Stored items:
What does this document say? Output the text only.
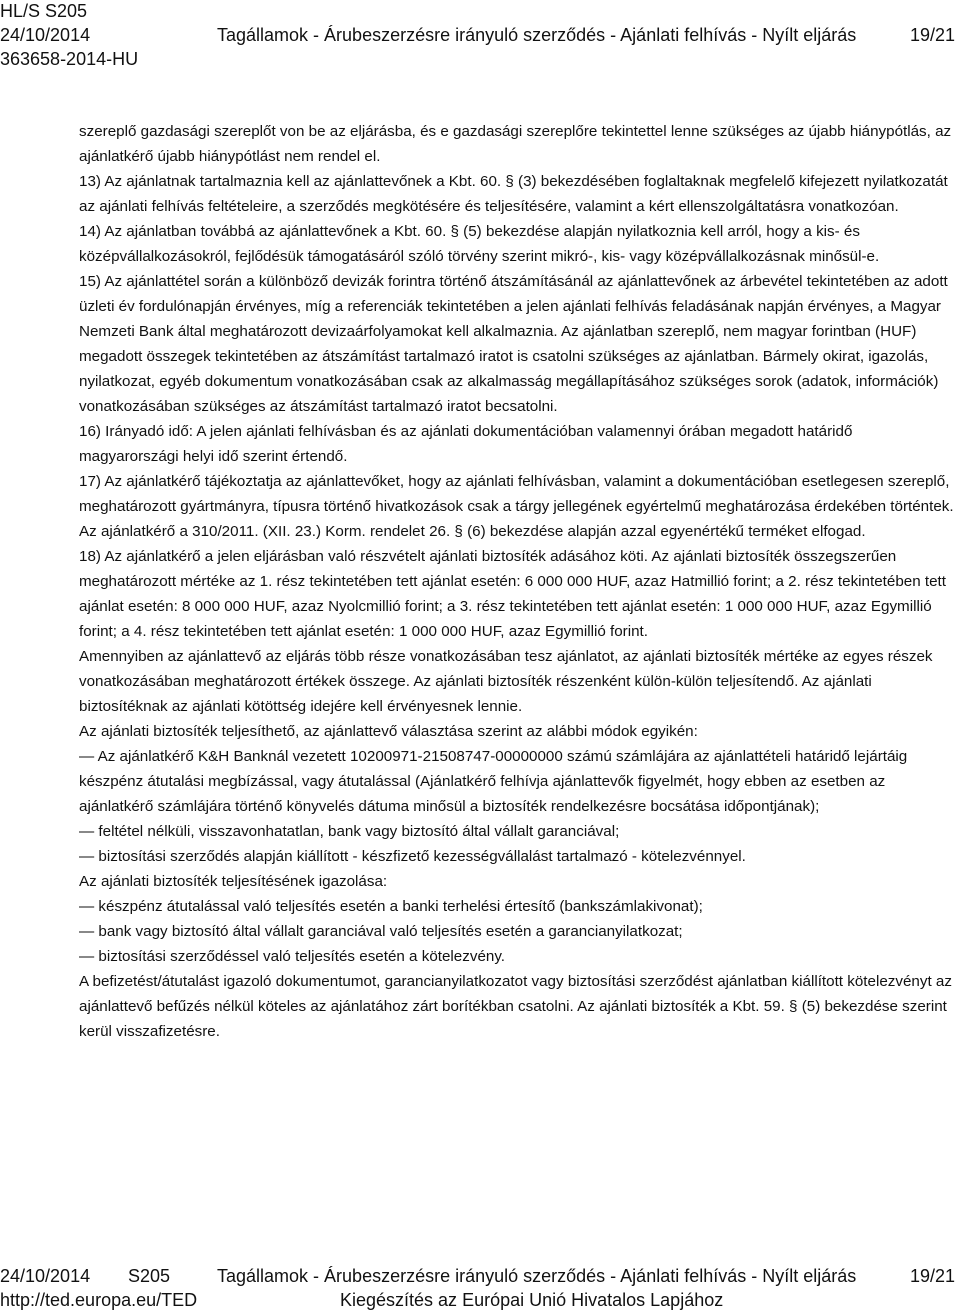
HL/S S205
24/10/2014	Tagállamok - Árubeszerzésre irányuló szerződés - Ajánlati felhívás - Nyílt eljárás	19/21
363658-2014-HU

szereplő gazdasági szereplőt von be az eljárásba, és e gazdasági szereplőre tekintettel lenne szükséges az újabb hiánypótlás, az ajánlatkérő újabb hiánypótlást nem rendel el.

13) Az ajánlatnak tartalmaznia kell az ajánlattevőnek a Kbt. 60. § (3) bekezdésében foglaltaknak megfelelő kifejezett nyilatkozatát az ajánlati felhívás feltételeire, a szerződés megkötésére és teljesítésére, valamint a kért ellenszolgáltatásra vonatkozóan.

14) Az ajánlatban továbbá az ajánlattevőnek a Kbt. 60. § (5) bekezdése alapján nyilatkoznia kell arról, hogy a kis- és középvállalkozásokról, fejlődésük támogatásáról szóló törvény szerint mikró-, kis- vagy középvállalkozásnak minősül-e.

15) Az ajánlattétel során a különböző devizák forintra történő átszámításánál az ajánlattevőnek az árbevétel tekintetében az adott üzleti év fordulónapján érvényes, míg a referenciák tekintetében a jelen ajánlati felhívás feladásának napján érvényes, a Magyar Nemzeti Bank által meghatározott devizaárfolyamokat kell alkalmaznia. Az ajánlatban szereplő, nem magyar forintban (HUF) megadott összegek tekintetében az átszámítást tartalmazó iratot is csatolni szükséges az ajánlatban. Bármely okirat, igazolás, nyilatkozat, egyéb dokumentum vonatkozásában csak az alkalmasság megállapításához szükséges sorok (adatok, információk) vonatkozásában szükséges az átszámítást tartalmazó iratot becsatolni.

16) Irányadó idő: A jelen ajánlati felhívásban és az ajánlati dokumentációban valamennyi órában megadott határidő magyarországi helyi idő szerint értendő.

17) Az ajánlatkérő tájékoztatja az ajánlattevőket, hogy az ajánlati felhívásban, valamint a dokumentációban esetlegesen szereplő, meghatározott gyártmányra, típusra történő hivatkozások csak a tárgy jellegének egyértelmű meghatározása érdekében történtek. Az ajánlatkérő a 310/2011. (XII. 23.) Korm. rendelet 26. § (6) bekezdése alapján azzal egyenértékű terméket elfogad.

18) Az ajánlatkérő a jelen eljárásban való részvételt ajánlati biztosíték adásához köti. Az ajánlati biztosíték összegszerűen meghatározott mértéke az 1. rész tekintetében tett ajánlat esetén: 6 000 000 HUF, azaz Hatmillió forint; a 2. rész tekintetében tett ajánlat esetén: 8 000 000 HUF, azaz Nyolcmillió forint; a 3. rész tekintetében tett ajánlat esetén: 1 000 000 HUF, azaz Egymillió forint; a 4. rész tekintetében tett ajánlat esetén: 1 000 000 HUF, azaz Egymillió forint.

Amennyiben az ajánlattevő az eljárás több része vonatkozásában tesz ajánlatot, az ajánlati biztosíték mértéke az egyes részek vonatkozásában meghatározott értékek összege. Az ajánlati biztosíték részenként külön-külön teljesítendő. Az ajánlati biztosítéknak az ajánlati kötöttség idejére kell érvényesnek lennie.

Az ajánlati biztosíték teljesíthető, az ajánlattevő választása szerint az alábbi módok egyikén:

— Az ajánlatkérő K&H Banknál vezetett 10200971-21508747-00000000 számú számlájára az ajánlattételi határidő lejártáig készpénz átutalási megbízással, vagy átutalással (Ajánlatkérő felhívja ajánlattevők figyelmét, hogy ebben az esetben az ajánlatkérő számlájára történő könyvelés dátuma minősül a biztosíték rendelkezésre bocsátása időpontjának);

— feltétel nélküli, visszavonhatatlan, bank vagy biztosító által vállalt garanciával;

— biztosítási szerződés alapján kiállított - készfizető kezességvállalást tartalmazó - kötelezvénnyel.

Az ajánlati biztosíték teljesítésének igazolása:

— készpénz átutalással való teljesítés esetén a banki terhelési értesítő (bankszámlakivonat);

— bank vagy biztosító által vállalt garanciával való teljesítés esetén a garancianyilatkozat;

— biztosítási szerződéssel való teljesítés esetén a kötelezvény.

A befizetést/átutalást igazoló dokumentumot, garancianyilatkozatot vagy biztosítási szerződést ajánlatban kiállított kötelezvényt az ajánlattevő befűzés nélkül köteles az ajánlatához zárt borítékban csatolni. Az ajánlati biztosíték a Kbt. 59. § (5) bekezdése szerint kerül visszafizetésre.

24/10/2014 S205	Tagállamok - Árubeszerzésre irányuló szerződés - Ajánlati felhívás - Nyílt eljárás	19/21
http://ted.europa.eu/TED	Kiegészítés az Európai Unió Hivatalos Lapjához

Problem to work on: Omit each picture, then return all of the listing exactly as it stands.

The response:
What does this document say? Output the text only.
HL/S S205
24/10/2014	Tagállamok - Árubeszerzésre irányuló szerződés - Ajánlati felhívás - Nyílt eljárás	19/21
363658-2014-HU

szereplő gazdasági szereplőt von be az eljárásba, és e gazdasági szereplőre tekintettel lenne szükséges az újabb hiánypótlás, az ajánlatkérő újabb hiánypótlást nem rendel el.

13) Az ajánlatnak tartalmaznia kell az ajánlattevőnek a Kbt. 60. § (3) bekezdésében foglaltaknak megfelelő kifejezett nyilatkozatát az ajánlati felhívás feltételeire, a szerződés megkötésére és teljesítésére, valamint a kért ellenszolgáltatásra vonatkozóan.

14) Az ajánlatban továbbá az ajánlattevőnek a Kbt. 60. § (5) bekezdése alapján nyilatkoznia kell arról, hogy a kis- és középvállalkozásokról, fejlődésük támogatásáról szóló törvény szerint mikró-, kis- vagy középvállalkozásnak minősül-e.

15) Az ajánlattétel során a különböző devizák forintra történő átszámításánál az ajánlattevőnek az árbevétel tekintetében az adott üzleti év fordulónapján érvényes, míg a referenciák tekintetében a jelen ajánlati felhívás feladásának napján érvényes, a Magyar Nemzeti Bank által meghatározott devizaárfolyamokat kell alkalmaznia. Az ajánlatban szereplő, nem magyar forintban (HUF) megadott összegek tekintetében az átszámítást tartalmazó iratot is csatolni szükséges az ajánlatban. Bármely okirat, igazolás, nyilatkozat, egyéb dokumentum vonatkozásában csak az alkalmasság megállapításához szükséges sorok (adatok, információk) vonatkozásában szükséges az átszámítást tartalmazó iratot becsatolni.

16) Irányadó idő: A jelen ajánlati felhívásban és az ajánlati dokumentációban valamennyi órában megadott határidő magyarországi helyi idő szerint értendő.

17) Az ajánlatkérő tájékoztatja az ajánlattevőket, hogy az ajánlati felhívásban, valamint a dokumentációban esetlegesen szereplő, meghatározott gyártmányra, típusra történő hivatkozások csak a tárgy jellegének egyértelmű meghatározása érdekében történtek. Az ajánlatkérő a 310/2011. (XII. 23.) Korm. rendelet 26. § (6) bekezdése alapján azzal egyenértékű terméket elfogad.

18) Az ajánlatkérő a jelen eljárásban való részvételt ajánlati biztosíték adásához köti. Az ajánlati biztosíték összegszerűen meghatározott mértéke az 1. rész tekintetében tett ajánlat esetén: 6 000 000 HUF, azaz Hatmillió forint; a 2. rész tekintetében tett ajánlat esetén: 8 000 000 HUF, azaz Nyolcmillió forint; a 3. rész tekintetében tett ajánlat esetén: 1 000 000 HUF, azaz Egymillió forint; a 4. rész tekintetében tett ajánlat esetén: 1 000 000 HUF, azaz Egymillió forint.

Amennyiben az ajánlattevő az eljárás több része vonatkozásában tesz ajánlatot, az ajánlati biztosíték mértéke az egyes részek vonatkozásában meghatározott értékek összege. Az ajánlati biztosíték részenként külön-külön teljesítendő. Az ajánlati biztosítéknak az ajánlati kötöttség idejére kell érvényesnek lennie.

Az ajánlati biztosíték teljesíthető, az ajánlattevő választása szerint az alábbi módok egyikén:

— Az ajánlatkérő K&H Banknál vezetett 10200971-21508747-00000000 számú számlájára az ajánlattételi határidő lejártáig készpénz átutalási megbízással, vagy átutalással (Ajánlatkérő felhívja ajánlattevők figyelmét, hogy ebben az esetben az ajánlatkérő számlájára történő könyvelés dátuma minősül a biztosíték rendelkezésre bocsátása időpontjának);

— feltétel nélküli, visszavonhatatlan, bank vagy biztosító által vállalt garanciával;

— biztosítási szerződés alapján kiállított - készfizető kezességvállalást tartalmazó - kötelezvénnyel.

Az ajánlati biztosíték teljesítésének igazolása:

— készpénz átutalással való teljesítés esetén a banki terhelési értesítő (bankszámlakivonat);

— bank vagy biztosító által vállalt garanciával való teljesítés esetén a garancianyilatkozat;

— biztosítási szerződéssel való teljesítés esetén a kötelezvény.

A befizetést/átutalást igazoló dokumentumot, garancianyilatkozatot vagy biztosítási szerződést ajánlatban kiállított kötelezvényt az ajánlattevő befűzés nélkül köteles az ajánlatához zárt borítékban csatolni. Az ajánlati biztosíték a Kbt. 59. § (5) bekezdése szerint kerül visszafizetésre.

24/10/2014 S205	Tagállamok - Árubeszerzésre irányuló szerződés - Ajánlati felhívás - Nyílt eljárás	19/21
http://ted.europa.eu/TED	Kiegészítés az Európai Unió Hivatalos Lapjához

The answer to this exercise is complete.